## Start STORED RECORDS
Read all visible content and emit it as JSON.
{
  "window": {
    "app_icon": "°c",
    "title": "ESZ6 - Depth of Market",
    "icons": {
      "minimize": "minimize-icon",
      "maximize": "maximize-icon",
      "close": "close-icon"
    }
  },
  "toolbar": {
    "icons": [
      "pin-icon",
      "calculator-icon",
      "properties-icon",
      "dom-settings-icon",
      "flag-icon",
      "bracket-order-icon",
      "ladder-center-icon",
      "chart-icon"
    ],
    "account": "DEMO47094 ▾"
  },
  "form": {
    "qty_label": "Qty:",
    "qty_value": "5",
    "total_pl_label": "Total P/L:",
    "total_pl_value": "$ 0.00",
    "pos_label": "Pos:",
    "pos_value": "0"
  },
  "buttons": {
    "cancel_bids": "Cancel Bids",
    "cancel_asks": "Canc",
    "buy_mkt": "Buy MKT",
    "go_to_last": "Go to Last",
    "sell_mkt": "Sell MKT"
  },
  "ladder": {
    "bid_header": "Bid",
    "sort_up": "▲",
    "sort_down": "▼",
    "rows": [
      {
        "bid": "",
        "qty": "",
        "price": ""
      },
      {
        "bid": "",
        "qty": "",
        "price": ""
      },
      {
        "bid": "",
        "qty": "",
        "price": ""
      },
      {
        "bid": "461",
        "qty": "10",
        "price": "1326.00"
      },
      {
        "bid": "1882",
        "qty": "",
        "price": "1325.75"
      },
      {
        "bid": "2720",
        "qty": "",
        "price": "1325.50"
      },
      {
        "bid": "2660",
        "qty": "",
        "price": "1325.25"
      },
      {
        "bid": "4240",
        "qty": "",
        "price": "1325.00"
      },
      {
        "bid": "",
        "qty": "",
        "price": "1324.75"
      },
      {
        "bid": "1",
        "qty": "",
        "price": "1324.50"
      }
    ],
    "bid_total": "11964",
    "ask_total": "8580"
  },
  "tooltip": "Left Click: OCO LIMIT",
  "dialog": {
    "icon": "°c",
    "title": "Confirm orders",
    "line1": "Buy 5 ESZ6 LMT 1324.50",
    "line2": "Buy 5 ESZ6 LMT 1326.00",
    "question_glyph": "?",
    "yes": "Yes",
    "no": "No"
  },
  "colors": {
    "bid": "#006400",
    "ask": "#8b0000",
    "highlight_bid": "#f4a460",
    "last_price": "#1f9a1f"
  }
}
## End STORED RECORDS
TASK DETAILS:
Return every line in the listing that contains the word "title".

WORKED ANSWER:
    "title": "ESZ6 - Depth of Market",
    "title": "Confirm orders",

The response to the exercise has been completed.